*What is expected*: Extract the listing below in full, unchanged.

*Supplied material*:
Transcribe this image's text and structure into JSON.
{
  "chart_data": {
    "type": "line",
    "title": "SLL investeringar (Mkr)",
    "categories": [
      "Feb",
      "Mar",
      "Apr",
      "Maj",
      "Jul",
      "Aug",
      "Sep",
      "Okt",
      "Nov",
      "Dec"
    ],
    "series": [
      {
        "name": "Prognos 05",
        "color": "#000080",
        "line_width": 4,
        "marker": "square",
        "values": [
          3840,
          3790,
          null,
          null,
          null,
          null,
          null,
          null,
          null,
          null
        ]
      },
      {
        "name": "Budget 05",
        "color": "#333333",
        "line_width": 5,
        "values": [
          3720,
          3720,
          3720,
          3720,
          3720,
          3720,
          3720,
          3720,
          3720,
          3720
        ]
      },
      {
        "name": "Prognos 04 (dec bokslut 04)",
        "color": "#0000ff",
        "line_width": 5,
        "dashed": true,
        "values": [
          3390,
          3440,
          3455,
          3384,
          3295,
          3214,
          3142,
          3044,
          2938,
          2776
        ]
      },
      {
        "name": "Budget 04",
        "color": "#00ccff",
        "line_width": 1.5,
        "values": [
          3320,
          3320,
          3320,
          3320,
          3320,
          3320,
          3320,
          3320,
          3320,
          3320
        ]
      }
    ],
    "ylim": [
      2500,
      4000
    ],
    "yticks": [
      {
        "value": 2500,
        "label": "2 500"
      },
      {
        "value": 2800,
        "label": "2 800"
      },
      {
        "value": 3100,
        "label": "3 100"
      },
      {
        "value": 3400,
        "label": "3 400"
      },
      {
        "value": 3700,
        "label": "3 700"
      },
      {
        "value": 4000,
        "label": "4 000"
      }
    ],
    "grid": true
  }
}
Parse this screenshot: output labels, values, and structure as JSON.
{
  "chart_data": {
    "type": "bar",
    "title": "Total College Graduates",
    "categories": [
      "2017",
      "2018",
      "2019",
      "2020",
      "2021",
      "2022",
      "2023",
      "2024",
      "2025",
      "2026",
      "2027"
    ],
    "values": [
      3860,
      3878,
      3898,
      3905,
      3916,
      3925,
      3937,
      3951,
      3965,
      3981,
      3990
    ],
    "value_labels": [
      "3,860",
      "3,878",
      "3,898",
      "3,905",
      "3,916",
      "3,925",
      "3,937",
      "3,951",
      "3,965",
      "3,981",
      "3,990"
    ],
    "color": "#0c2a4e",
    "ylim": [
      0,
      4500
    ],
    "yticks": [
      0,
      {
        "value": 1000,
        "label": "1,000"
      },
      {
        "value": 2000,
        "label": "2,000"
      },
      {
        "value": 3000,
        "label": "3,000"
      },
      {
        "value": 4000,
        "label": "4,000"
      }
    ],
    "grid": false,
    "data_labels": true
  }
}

*Complete output*:
Transcribe this image's text and structure into JSON.
{
  "chart_data": {
    "type": "line",
    "title": "SLL investeringar (Mkr)",
    "categories": [
      "Feb",
      "Mar",
      "Apr",
      "Maj",
      "Jul",
      "Aug",
      "Sep",
      "Okt",
      "Nov",
      "Dec"
    ],
    "series": [
      {
        "name": "Prognos 05",
        "color": "#000080",
        "line_width": 4,
        "marker": "square",
        "values": [
          3840,
          3790,
          null,
          null,
          null,
          null,
          null,
          null,
          null,
          null
        ]
      },
      {
        "name": "Budget 05",
        "color": "#333333",
        "line_width": 5,
        "values": [
          3720,
          3720,
          3720,
          3720,
          3720,
          3720,
          3720,
          3720,
          3720,
          3720
        ]
      },
      {
        "name": "Prognos 04 (dec bokslut 04)",
        "color": "#0000ff",
        "line_width": 5,
        "dashed": true,
        "values": [
          3390,
          3440,
          3455,
          3384,
          3295,
          3214,
          3142,
          3044,
          2938,
          2776
        ]
      },
      {
        "name": "Budget 04",
        "color": "#00ccff",
        "line_width": 1.5,
        "values": [
          3320,
          3320,
          3320,
          3320,
          3320,
          3320,
          3320,
          3320,
          3320,
          3320
        ]
      }
    ],
    "ylim": [
      2500,
      4000
    ],
    "yticks": [
      {
        "value": 2500,
        "label": "2 500"
      },
      {
        "value": 2800,
        "label": "2 800"
      },
      {
        "value": 3100,
        "label": "3 100"
      },
      {
        "value": 3400,
        "label": "3 400"
      },
      {
        "value": 3700,
        "label": "3 700"
      },
      {
        "value": 4000,
        "label": "4 000"
      }
    ],
    "grid": true
  }
}
Parse this screenshot: output labels, values, and structure as JSON.
{
  "chart_data": {
    "type": "bar",
    "title": "Total College Graduates",
    "categories": [
      "2017",
      "2018",
      "2019",
      "2020",
      "2021",
      "2022",
      "2023",
      "2024",
      "2025",
      "2026",
      "2027"
    ],
    "values": [
      3860,
      3878,
      3898,
      3905,
      3916,
      3925,
      3937,
      3951,
      3965,
      3981,
      3990
    ],
    "value_labels": [
      "3,860",
      "3,878",
      "3,898",
      "3,905",
      "3,916",
      "3,925",
      "3,937",
      "3,951",
      "3,965",
      "3,981",
      "3,990"
    ],
    "color": "#0c2a4e",
    "ylim": [
      0,
      4500
    ],
    "yticks": [
      0,
      {
        "value": 1000,
        "label": "1,000"
      },
      {
        "value": 2000,
        "label": "2,000"
      },
      {
        "value": 3000,
        "label": "3,000"
      },
      {
        "value": 4000,
        "label": "4,000"
      }
    ],
    "grid": false,
    "data_labels": true
  }
}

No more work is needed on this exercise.